- _EXERCISE DIRECTIONS_
Repeat the listing in full, exactly as it stands.

[Entries from a dataset]
[Start]

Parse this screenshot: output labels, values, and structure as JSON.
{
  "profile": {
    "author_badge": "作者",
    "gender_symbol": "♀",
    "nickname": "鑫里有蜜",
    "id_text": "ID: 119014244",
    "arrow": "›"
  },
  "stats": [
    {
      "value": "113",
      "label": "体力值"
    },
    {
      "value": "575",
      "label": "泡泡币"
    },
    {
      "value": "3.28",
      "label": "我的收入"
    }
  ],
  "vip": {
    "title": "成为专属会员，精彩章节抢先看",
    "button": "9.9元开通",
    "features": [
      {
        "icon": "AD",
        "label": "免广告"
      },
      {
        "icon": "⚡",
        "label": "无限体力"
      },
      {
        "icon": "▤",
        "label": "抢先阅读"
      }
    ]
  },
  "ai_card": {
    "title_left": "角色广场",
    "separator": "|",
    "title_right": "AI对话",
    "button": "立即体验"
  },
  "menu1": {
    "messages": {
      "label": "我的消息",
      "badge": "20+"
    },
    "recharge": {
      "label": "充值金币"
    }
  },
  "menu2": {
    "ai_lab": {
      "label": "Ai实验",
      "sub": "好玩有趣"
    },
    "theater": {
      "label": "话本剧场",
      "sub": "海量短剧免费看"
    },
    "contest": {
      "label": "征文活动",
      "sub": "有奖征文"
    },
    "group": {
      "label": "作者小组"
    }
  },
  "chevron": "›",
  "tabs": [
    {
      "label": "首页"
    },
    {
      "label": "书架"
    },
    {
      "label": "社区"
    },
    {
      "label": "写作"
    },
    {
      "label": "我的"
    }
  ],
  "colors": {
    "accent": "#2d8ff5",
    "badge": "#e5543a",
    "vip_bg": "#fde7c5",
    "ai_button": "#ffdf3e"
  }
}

[End]

- _SOLUTION FOR THIS EXERCISE_
Parse this screenshot: output labels, values, and structure as JSON.
{
  "profile": {
    "author_badge": "作者",
    "gender_symbol": "♀",
    "nickname": "鑫里有蜜",
    "id_text": "ID: 119014244",
    "arrow": "›"
  },
  "stats": [
    {
      "value": "113",
      "label": "体力值"
    },
    {
      "value": "575",
      "label": "泡泡币"
    },
    {
      "value": "3.28",
      "label": "我的收入"
    }
  ],
  "vip": {
    "title": "成为专属会员，精彩章节抢先看",
    "button": "9.9元开通",
    "features": [
      {
        "icon": "AD",
        "label": "免广告"
      },
      {
        "icon": "⚡",
        "label": "无限体力"
      },
      {
        "icon": "▤",
        "label": "抢先阅读"
      }
    ]
  },
  "ai_card": {
    "title_left": "角色广场",
    "separator": "|",
    "title_right": "AI对话",
    "button": "立即体验"
  },
  "menu1": {
    "messages": {
      "label": "我的消息",
      "badge": "20+"
    },
    "recharge": {
      "label": "充值金币"
    }
  },
  "menu2": {
    "ai_lab": {
      "label": "Ai实验",
      "sub": "好玩有趣"
    },
    "theater": {
      "label": "话本剧场",
      "sub": "海量短剧免费看"
    },
    "contest": {
      "label": "征文活动",
      "sub": "有奖征文"
    },
    "group": {
      "label": "作者小组"
    }
  },
  "chevron": "›",
  "tabs": [
    {
      "label": "首页"
    },
    {
      "label": "书架"
    },
    {
      "label": "社区"
    },
    {
      "label": "写作"
    },
    {
      "label": "我的"
    }
  ],
  "colors": {
    "accent": "#2d8ff5",
    "badge": "#e5543a",
    "vip_bg": "#fde7c5",
    "ai_button": "#ffdf3e"
  }
}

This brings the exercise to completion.